Directions:
Track down each line that has the word "ylabel" and copy it.

Source records:
◆ ◆ ◆ ◆ ◆ ◆ ◆
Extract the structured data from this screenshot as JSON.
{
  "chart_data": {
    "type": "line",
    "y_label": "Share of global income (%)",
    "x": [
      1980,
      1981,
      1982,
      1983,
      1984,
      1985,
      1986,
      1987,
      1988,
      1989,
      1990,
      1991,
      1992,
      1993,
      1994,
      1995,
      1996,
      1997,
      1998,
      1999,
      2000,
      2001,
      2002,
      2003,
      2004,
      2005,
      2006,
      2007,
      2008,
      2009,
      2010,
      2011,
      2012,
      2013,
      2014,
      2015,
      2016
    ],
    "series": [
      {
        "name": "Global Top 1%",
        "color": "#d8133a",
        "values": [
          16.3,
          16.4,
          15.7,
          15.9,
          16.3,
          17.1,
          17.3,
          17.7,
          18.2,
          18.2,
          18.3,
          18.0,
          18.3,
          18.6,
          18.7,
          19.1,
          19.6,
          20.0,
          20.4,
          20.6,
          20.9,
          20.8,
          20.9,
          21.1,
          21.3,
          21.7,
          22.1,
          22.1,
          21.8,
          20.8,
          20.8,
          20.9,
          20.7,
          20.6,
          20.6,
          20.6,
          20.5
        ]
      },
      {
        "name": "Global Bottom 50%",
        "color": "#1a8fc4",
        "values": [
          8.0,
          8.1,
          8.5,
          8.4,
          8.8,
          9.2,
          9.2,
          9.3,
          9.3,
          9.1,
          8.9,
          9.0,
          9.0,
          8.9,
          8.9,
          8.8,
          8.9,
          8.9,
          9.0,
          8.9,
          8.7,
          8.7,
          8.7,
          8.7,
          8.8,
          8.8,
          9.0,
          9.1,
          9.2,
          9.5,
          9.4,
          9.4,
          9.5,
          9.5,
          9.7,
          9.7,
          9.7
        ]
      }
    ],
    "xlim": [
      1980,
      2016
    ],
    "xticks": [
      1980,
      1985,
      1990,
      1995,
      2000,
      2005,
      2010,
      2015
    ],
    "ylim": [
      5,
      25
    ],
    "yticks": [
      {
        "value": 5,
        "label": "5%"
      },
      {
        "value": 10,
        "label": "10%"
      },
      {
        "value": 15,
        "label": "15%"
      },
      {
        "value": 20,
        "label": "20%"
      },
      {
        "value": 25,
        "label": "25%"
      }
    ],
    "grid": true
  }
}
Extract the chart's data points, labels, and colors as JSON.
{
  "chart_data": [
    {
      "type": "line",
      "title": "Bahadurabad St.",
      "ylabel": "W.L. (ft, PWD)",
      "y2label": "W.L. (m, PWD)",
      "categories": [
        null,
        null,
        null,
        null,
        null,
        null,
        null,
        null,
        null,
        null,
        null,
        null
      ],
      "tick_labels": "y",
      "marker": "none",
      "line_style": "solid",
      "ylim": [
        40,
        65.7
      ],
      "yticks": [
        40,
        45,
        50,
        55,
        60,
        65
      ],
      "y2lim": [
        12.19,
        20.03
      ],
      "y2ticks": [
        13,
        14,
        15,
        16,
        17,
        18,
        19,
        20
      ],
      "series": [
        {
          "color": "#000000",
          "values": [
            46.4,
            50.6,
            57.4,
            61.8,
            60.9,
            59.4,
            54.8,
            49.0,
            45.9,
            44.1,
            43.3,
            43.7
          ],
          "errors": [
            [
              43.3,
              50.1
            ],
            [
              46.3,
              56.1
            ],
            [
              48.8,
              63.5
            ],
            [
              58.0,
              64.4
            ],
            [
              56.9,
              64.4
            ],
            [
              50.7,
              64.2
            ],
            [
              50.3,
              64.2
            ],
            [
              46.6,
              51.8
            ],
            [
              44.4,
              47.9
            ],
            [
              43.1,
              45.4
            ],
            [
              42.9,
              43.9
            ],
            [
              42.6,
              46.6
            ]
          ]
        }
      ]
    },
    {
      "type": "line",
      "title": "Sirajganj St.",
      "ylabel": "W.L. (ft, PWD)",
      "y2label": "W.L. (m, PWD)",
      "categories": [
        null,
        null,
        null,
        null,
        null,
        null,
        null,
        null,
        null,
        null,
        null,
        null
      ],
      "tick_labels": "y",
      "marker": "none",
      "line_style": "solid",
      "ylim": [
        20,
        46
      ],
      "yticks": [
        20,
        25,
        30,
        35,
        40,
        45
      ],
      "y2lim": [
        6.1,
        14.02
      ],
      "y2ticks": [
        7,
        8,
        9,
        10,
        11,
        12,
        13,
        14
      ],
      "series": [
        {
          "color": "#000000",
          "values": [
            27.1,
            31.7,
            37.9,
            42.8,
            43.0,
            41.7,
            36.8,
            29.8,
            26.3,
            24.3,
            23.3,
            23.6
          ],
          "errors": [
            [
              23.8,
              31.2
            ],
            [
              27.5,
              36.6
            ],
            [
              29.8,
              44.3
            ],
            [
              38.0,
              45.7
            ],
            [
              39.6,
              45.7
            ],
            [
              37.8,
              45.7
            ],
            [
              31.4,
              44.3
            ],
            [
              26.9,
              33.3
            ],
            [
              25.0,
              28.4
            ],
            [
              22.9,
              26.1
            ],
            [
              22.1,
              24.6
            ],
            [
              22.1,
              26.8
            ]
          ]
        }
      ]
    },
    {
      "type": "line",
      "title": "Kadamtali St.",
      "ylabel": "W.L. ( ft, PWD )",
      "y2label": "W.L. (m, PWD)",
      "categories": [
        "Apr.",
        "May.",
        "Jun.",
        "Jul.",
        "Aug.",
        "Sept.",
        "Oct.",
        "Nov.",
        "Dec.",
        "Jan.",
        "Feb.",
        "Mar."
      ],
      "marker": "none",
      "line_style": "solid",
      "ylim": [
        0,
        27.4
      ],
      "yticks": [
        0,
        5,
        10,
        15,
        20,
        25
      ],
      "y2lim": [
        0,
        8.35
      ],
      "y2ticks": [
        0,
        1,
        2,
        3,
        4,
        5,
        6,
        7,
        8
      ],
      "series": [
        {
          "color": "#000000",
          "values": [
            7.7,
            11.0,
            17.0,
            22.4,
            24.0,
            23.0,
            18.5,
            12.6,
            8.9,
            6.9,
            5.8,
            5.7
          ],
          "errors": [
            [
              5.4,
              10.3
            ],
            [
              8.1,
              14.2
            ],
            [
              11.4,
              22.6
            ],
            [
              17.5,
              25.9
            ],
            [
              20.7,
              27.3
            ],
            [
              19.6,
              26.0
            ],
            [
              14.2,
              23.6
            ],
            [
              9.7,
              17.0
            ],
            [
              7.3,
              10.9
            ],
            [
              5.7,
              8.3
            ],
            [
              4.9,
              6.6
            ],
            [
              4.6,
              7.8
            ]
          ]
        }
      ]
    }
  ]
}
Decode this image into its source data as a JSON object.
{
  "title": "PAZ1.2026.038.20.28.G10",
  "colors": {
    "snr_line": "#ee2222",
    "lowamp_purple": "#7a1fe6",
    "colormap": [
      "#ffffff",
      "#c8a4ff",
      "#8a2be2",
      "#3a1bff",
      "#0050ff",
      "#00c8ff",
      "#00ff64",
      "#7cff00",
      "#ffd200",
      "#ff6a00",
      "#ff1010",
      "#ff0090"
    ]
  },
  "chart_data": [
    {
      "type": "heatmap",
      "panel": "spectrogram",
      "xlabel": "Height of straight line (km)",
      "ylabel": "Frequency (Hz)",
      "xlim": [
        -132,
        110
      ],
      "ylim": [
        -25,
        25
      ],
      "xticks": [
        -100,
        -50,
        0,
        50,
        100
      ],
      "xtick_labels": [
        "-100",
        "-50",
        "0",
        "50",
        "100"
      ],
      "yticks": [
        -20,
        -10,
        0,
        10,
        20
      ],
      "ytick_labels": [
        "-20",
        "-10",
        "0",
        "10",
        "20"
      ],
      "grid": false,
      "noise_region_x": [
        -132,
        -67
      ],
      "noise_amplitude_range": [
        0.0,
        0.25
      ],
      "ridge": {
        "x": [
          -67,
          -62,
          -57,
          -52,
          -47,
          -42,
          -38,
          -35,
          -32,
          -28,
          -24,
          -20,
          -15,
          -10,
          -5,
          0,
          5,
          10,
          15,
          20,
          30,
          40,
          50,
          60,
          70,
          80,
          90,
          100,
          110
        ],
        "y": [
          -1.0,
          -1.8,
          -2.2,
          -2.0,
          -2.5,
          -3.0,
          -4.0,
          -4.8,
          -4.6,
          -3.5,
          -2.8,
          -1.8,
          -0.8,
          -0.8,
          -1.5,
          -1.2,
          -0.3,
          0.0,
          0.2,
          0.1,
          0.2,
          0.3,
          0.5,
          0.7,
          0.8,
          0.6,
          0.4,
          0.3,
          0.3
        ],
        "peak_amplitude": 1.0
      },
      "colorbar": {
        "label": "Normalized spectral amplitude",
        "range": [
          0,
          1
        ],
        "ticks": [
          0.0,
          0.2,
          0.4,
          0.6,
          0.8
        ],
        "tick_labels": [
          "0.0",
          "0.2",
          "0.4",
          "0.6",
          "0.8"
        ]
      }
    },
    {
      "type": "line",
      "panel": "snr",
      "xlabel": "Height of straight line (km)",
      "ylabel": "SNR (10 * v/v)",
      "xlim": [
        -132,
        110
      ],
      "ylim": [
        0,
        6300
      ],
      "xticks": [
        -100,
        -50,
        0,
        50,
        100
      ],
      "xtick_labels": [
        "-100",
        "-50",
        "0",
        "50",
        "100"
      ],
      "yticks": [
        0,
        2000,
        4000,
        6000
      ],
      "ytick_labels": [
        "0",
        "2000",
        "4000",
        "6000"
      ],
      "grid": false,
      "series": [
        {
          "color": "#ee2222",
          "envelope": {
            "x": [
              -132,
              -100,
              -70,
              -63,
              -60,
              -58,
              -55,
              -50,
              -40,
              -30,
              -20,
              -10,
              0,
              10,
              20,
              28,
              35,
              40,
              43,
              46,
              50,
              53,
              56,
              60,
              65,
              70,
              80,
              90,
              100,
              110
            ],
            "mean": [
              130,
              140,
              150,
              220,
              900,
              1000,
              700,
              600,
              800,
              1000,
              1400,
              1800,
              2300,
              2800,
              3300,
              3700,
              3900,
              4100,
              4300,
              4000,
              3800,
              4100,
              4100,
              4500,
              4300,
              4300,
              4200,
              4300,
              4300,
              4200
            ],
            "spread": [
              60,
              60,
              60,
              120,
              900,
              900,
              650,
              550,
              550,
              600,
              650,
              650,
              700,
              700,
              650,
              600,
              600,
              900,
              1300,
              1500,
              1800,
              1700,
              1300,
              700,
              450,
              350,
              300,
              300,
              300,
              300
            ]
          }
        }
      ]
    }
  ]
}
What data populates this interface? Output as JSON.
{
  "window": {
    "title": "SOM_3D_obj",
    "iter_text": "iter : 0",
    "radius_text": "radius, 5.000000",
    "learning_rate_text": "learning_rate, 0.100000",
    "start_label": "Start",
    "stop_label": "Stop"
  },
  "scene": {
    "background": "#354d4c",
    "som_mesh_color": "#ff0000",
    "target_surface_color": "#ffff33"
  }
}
◆ ◆ ◆ ◆ ◆ ◆ ◆
Written response:
      "ylabel": "W.L. (ft, PWD)",
      "ylabel": "W.L. (ft, PWD)",
      "ylabel": "W.L. ( ft, PWD )",
      "ylabel": "Frequency (Hz)",
      "ylabel": "SNR (10 * v/v)",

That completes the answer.